> WHAT YOU HAVE TO DO: Will you output all of the data below exactly, omitting the images?

> MATERIAL PROVIDED:
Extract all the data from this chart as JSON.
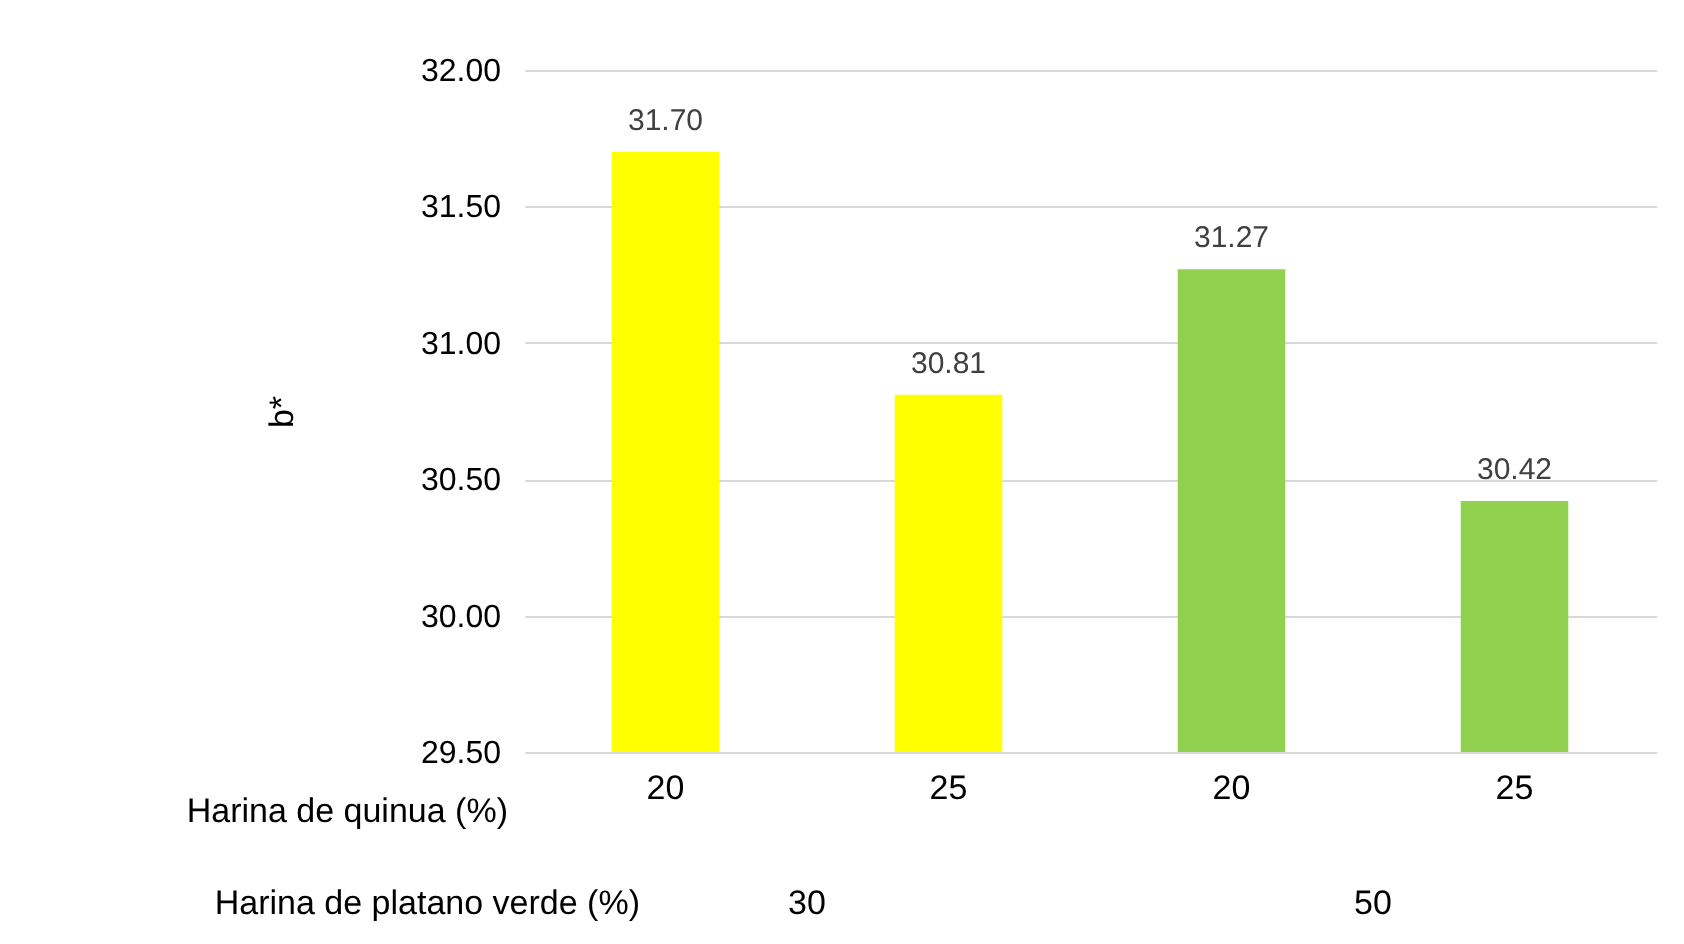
{
  "chart_data": {
    "type": "bar",
    "ylabel": "b*",
    "xlabel": "Harina de quinua (%)",
    "categories": [
      "20",
      "25",
      "20",
      "25"
    ],
    "values": [
      31.7,
      30.81,
      31.27,
      30.42
    ],
    "value_labels": [
      "31.70",
      "30.81",
      "31.27",
      "30.42"
    ],
    "colors": [
      "#ffff00",
      "#ffff00",
      "#92d050",
      "#92d050"
    ],
    "ylim": [
      29.5,
      32
    ],
    "yticks": [
      {
        "value": 29.5,
        "label": "29.50"
      },
      {
        "value": 30,
        "label": "30.00"
      },
      {
        "value": 30.5,
        "label": "30.50"
      },
      {
        "value": 31,
        "label": "31.00"
      },
      {
        "value": 31.5,
        "label": "31.50"
      },
      {
        "value": 32,
        "label": "32.00"
      }
    ],
    "grid": "y",
    "annotations": [
      "Harina de platano verde (%)",
      "30",
      "50"
    ]
  }
}
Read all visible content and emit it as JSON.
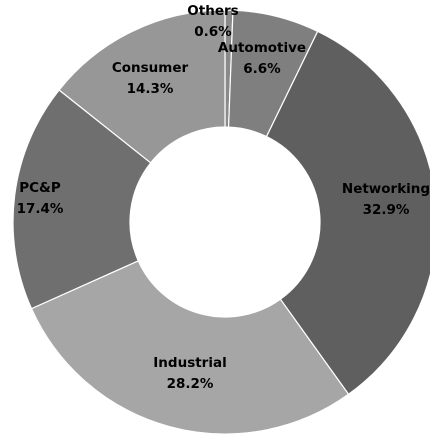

> SOLUTION:
Extract all the data from this chart as JSON.
{
  "chart_data": {
    "type": "bar",
    "ylabel": "b*",
    "xlabel": "Harina de quinua (%)",
    "categories": [
      "20",
      "25",
      "20",
      "25"
    ],
    "values": [
      31.7,
      30.81,
      31.27,
      30.42
    ],
    "value_labels": [
      "31.70",
      "30.81",
      "31.27",
      "30.42"
    ],
    "colors": [
      "#ffff00",
      "#ffff00",
      "#92d050",
      "#92d050"
    ],
    "ylim": [
      29.5,
      32
    ],
    "yticks": [
      {
        "value": 29.5,
        "label": "29.50"
      },
      {
        "value": 30,
        "label": "30.00"
      },
      {
        "value": 30.5,
        "label": "30.50"
      },
      {
        "value": 31,
        "label": "31.00"
      },
      {
        "value": 31.5,
        "label": "31.50"
      },
      {
        "value": 32,
        "label": "32.00"
      }
    ],
    "grid": "y",
    "annotations": [
      "Harina de platano verde (%)",
      "30",
      "50"
    ]
  }
}
Read all visible content and emit it as JSON.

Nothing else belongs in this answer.